— Data records —
- - -
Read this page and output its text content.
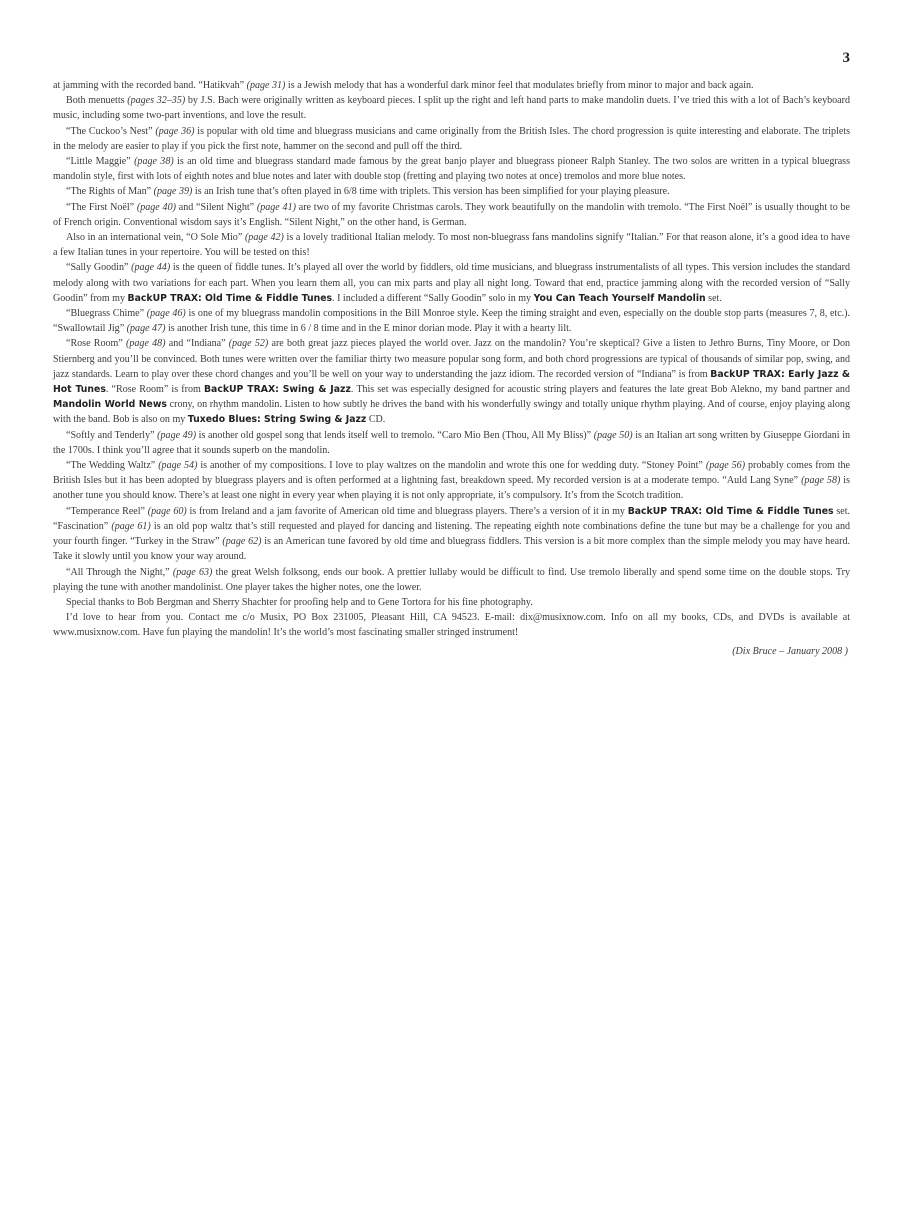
3

at jamming with the recorded band. “Hatikvah” (page 31) is a Jewish melody that has a wonderful dark minor feel that modulates briefly from minor to major and back again.

Both menuetts (pages 32–35) by J.S. Bach were originally written as keyboard pieces. I split up the right and left hand parts to make mandolin duets. I’ve tried this with a lot of Bach’s keyboard music, including some two-part inventions, and love the result.

“The Cuckoo’s Nest” (page 36) is popular with old time and bluegrass musicians and came originally from the British Isles. The chord progression is quite interesting and elaborate. The triplets in the melody are easier to play if you pick the first note, hammer on the second and pull off the third.

“Little Maggie” (page 38) is an old time and bluegrass standard made famous by the great banjo player and bluegrass pioneer Ralph Stanley. The two solos are written in a typical bluegrass mandolin style, first with lots of eighth notes and blue notes and later with double stop (fretting and playing two notes at once) tremolos and more blue notes.

“The Rights of Man” (page 39) is an Irish tune that’s often played in 6/8 time with triplets. This version has been simplified for your playing pleasure.

“The First Noël” (page 40) and “Silent Night” (page 41) are two of my favorite Christmas carols. They work beautifully on the mandolin with tremolo. “The First Noël” is usually thought to be of French origin. Conventional wisdom says it’s English. “Silent Night,” on the other hand, is German.

Also in an international vein, “O Sole Mio” (page 42) is a lovely traditional Italian melody. To most non-bluegrass fans mandolins signify “Italian.” For that reason alone, it’s a good idea to have a few Italian tunes in your repertoire. You will be tested on this!

“Sally Goodin” (page 44) is the queen of fiddle tunes. It’s played all over the world by fiddlers, old time musicians, and bluegrass instrumentalists of all types. This version includes the standard melody along with two variations for each part. When you learn them all, you can mix parts and play all night long. Toward that end, practice jamming along with the recorded version of “Sally Goodin” from my BackUP TRAX: Old Time & Fiddle Tunes. I included a different “Sally Goodin” solo in my You Can Teach Yourself Mandolin set.

“Bluegrass Chime” (page 46) is one of my bluegrass mandolin compositions in the Bill Monroe style. Keep the timing straight and even, especially on the double stop parts (measures 7, 8, etc.). “Swallowtail Jig” (page 47) is another Irish tune, this time in 6 / 8 time and in the E minor dorian mode. Play it with a hearty lilt.

“Rose Room” (page 48) and “Indiana” (page 52) are both great jazz pieces played the world over. Jazz on the mandolin? You’re skeptical? Give a listen to Jethro Burns, Tiny Moore, or Don Stiernberg and you’ll be convinced. Both tunes were written over the familiar thirty two measure popular song form, and both chord progressions are typical of thousands of similar pop, swing, and jazz standards. Learn to play over these chord changes and you’ll be well on your way to understanding the jazz idiom. The recorded version of “Indiana” is from BackUP TRAX: Early Jazz & Hot Tunes. “Rose Room” is from BackUP TRAX: Swing & Jazz. This set was especially designed for acoustic string players and features the late great Bob Alekno, my band partner and Mandolin World News crony, on rhythm mandolin. Listen to how subtly he drives the band with his wonderfully swingy and totally unique rhythm playing. And of course, enjoy playing along with the band. Bob is also on my Tuxedo Blues: String Swing & Jazz CD.

“Softly and Tenderly” (page 49) is another old gospel song that lends itself well to tremolo. “Caro Mio Ben (Thou, All My Bliss)” (page 50) is an Italian art song written by Giuseppe Giordani in the 1700s. I think you’ll agree that it sounds superb on the mandolin.

“The Wedding Waltz” (page 54) is another of my compositions. I love to play waltzes on the mandolin and wrote this one for wedding duty. “Stoney Point” (page 56) probably comes from the British Isles but it has been adopted by bluegrass players and is often performed at a lightning fast, breakdown speed. My recorded version is at a moderate tempo. “Auld Lang Syne” (page 58) is another tune you should know. There’s at least one night in every year when playing it is not only appropriate, it’s compulsory. It’s from the Scotch tradition.

“Temperance Reel” (page 60) is from Ireland and a jam favorite of American old time and bluegrass players. There’s a version of it in my BackUP TRAX: Old Time & Fiddle Tunes set. “Fascination” (page 61) is an old pop waltz that’s still requested and played for dancing and listening. The repeating eighth note combinations define the tune but may be a challenge for you and your fourth finger. “Turkey in the Straw” (page 62) is an American tune favored by old time and bluegrass fiddlers. This version is a bit more complex than the simple melody you may have heard. Take it slowly until you know your way around.

“All Through the Night,” (page 63) the great Welsh folksong, ends our book. A prettier lullaby would be difficult to find. Use tremolo liberally and spend some time on the double stops. Try playing the tune with another mandolinist. One player takes the higher notes, one the lower.

Special thanks to Bob Bergman and Sherry Shachter for proofing help and to Gene Tortora for his fine photography.

I’d love to hear from you. Contact me c/o Musix, PO Box 231005, Pleasant Hill, CA 94523. E-mail: dix@musixnow.com. Info on all my books, CDs, and DVDs is available at www.musixnow.com. Have fun playing the mandolin! It’s the world’s most fascinating smaller stringed instrument!

(Dix Bruce – January 2008 )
- - -
— Exercise instructions —
Using the entries above, state the number of lines that include "been". Add nothing else.

— Answer box —
2